Where a line of the listing below includes the word "natal", reproduce that line.

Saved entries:

-----

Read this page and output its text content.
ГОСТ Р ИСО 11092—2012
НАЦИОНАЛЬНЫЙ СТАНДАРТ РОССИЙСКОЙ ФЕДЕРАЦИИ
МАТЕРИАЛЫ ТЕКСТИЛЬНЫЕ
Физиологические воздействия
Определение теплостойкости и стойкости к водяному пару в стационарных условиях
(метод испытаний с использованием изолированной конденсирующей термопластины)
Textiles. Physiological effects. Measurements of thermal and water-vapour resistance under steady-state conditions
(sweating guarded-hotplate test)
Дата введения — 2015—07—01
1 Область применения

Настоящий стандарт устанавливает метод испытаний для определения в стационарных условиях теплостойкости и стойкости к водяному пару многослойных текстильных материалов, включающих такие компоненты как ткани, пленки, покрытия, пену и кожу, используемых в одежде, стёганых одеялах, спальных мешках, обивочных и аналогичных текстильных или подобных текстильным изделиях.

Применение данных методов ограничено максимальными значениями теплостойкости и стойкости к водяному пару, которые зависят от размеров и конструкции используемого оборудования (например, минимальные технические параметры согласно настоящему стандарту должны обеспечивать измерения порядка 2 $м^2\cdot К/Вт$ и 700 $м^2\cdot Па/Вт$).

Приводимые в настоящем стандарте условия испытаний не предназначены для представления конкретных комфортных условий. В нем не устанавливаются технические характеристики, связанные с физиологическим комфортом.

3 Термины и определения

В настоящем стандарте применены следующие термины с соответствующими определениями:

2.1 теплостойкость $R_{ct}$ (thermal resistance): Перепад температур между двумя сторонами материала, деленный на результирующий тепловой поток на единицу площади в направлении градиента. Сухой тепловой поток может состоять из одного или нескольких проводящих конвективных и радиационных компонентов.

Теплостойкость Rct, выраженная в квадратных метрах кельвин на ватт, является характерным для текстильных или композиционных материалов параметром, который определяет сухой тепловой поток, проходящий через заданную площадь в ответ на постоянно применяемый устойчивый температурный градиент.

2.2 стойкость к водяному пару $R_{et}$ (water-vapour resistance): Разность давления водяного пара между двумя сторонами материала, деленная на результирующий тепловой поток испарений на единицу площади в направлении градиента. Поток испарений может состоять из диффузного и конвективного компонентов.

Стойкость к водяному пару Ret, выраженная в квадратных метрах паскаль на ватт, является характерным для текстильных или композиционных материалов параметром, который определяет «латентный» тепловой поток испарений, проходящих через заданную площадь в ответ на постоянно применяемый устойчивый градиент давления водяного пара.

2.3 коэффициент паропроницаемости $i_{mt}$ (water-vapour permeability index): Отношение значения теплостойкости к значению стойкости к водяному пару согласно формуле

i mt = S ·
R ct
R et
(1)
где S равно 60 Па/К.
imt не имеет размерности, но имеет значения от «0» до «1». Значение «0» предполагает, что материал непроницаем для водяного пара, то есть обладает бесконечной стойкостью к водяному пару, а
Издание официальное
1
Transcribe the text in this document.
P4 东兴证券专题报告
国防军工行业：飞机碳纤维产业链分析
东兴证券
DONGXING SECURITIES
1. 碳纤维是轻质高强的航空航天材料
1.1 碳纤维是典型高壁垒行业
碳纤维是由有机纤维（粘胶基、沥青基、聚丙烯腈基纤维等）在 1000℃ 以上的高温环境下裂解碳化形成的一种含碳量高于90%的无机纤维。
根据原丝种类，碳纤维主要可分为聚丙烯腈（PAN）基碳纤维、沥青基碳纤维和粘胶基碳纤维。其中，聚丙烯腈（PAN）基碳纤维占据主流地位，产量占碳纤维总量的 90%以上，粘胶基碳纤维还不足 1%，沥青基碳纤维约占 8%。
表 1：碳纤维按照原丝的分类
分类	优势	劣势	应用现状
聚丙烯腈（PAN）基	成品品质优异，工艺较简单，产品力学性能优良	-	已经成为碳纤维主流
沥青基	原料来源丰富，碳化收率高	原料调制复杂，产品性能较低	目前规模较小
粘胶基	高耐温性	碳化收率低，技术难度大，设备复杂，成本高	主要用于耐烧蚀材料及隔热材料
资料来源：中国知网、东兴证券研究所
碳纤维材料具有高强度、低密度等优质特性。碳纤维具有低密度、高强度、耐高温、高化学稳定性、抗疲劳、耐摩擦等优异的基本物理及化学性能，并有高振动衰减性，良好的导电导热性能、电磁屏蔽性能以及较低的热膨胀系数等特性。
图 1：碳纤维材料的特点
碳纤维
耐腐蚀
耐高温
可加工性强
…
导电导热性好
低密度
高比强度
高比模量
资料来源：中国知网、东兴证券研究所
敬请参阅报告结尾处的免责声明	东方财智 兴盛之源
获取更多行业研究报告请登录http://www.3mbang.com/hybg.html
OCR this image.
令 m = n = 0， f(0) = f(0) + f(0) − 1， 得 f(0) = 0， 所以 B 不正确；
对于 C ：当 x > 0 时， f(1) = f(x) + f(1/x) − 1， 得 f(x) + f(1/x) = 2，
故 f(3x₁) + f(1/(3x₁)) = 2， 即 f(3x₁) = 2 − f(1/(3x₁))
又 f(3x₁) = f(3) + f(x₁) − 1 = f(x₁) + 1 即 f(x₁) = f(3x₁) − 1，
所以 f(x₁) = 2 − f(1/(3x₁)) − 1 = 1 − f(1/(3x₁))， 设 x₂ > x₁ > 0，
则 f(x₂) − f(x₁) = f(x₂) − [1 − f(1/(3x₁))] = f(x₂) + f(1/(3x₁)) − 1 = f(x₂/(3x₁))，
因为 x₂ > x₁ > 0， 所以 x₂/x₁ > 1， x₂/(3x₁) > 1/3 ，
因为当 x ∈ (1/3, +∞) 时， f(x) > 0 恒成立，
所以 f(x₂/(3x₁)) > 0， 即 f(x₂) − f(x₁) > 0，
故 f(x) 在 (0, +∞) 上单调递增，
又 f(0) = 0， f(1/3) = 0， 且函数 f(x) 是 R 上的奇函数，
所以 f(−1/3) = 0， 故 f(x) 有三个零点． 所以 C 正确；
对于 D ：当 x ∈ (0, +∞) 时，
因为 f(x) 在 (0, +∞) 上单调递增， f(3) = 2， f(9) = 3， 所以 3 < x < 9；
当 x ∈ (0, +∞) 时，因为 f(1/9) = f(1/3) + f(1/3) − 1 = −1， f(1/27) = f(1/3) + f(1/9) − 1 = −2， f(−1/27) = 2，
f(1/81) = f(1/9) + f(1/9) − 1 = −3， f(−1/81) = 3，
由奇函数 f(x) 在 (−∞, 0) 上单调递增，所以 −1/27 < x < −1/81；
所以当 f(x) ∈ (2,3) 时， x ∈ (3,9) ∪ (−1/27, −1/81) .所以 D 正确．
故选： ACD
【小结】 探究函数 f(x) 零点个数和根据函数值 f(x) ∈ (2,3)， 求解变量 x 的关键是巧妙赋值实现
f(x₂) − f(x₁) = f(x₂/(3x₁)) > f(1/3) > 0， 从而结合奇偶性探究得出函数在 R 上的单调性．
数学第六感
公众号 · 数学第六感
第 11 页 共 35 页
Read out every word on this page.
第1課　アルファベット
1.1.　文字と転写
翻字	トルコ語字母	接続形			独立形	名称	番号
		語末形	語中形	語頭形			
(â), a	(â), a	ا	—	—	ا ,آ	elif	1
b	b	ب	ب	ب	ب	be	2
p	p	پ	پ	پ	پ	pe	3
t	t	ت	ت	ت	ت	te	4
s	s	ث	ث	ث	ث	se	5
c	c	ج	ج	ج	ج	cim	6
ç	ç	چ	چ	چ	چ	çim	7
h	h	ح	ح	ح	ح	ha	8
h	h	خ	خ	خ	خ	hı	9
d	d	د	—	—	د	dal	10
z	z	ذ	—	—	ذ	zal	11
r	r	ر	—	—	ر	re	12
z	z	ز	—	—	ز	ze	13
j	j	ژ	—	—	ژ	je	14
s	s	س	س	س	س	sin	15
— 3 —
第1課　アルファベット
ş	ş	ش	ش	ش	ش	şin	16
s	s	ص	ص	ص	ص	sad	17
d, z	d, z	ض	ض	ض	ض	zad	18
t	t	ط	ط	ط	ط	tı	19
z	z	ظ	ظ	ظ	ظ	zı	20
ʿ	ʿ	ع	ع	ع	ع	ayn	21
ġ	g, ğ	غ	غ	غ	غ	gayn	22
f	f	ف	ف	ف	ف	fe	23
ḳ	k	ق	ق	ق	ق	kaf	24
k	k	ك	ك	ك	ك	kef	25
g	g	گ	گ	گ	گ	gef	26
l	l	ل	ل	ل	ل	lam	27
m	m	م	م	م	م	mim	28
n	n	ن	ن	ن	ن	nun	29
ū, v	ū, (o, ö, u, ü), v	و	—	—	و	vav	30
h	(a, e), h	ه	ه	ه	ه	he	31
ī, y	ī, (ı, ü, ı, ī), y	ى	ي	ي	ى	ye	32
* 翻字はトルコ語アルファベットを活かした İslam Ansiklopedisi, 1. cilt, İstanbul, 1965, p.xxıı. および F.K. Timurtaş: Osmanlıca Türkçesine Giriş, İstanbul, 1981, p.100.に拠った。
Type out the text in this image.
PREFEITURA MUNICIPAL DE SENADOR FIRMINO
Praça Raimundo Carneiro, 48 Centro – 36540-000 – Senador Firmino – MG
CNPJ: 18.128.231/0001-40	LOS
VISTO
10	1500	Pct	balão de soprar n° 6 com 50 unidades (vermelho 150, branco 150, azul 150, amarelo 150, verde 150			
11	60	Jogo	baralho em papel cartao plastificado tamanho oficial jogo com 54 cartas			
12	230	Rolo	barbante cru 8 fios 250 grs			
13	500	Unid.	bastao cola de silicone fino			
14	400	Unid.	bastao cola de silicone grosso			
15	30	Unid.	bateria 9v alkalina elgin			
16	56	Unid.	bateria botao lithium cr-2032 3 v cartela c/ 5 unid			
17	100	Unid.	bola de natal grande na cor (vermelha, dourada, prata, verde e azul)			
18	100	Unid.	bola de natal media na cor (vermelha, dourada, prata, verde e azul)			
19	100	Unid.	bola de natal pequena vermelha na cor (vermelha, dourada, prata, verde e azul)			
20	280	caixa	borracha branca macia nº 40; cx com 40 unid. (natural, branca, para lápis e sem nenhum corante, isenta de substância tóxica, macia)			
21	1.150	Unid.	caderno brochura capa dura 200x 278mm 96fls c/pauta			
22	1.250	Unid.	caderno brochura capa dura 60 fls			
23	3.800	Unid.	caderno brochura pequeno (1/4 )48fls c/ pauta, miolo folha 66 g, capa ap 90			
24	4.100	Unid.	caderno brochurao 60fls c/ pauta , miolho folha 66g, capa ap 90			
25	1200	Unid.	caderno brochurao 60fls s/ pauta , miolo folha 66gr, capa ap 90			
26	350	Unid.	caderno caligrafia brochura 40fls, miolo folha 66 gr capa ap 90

-----

▸ **RESPONSE**
17	100	Unid.	bola de natal grande na cor (vermelha, dourada, prata, verde e azul)			
18	100	Unid.	bola de natal media na cor (vermelha, dourada, prata, verde e azul)			
19	100	Unid.	bola de natal pequena vermelha na cor (vermelha, dourada, prata, verde e azul)			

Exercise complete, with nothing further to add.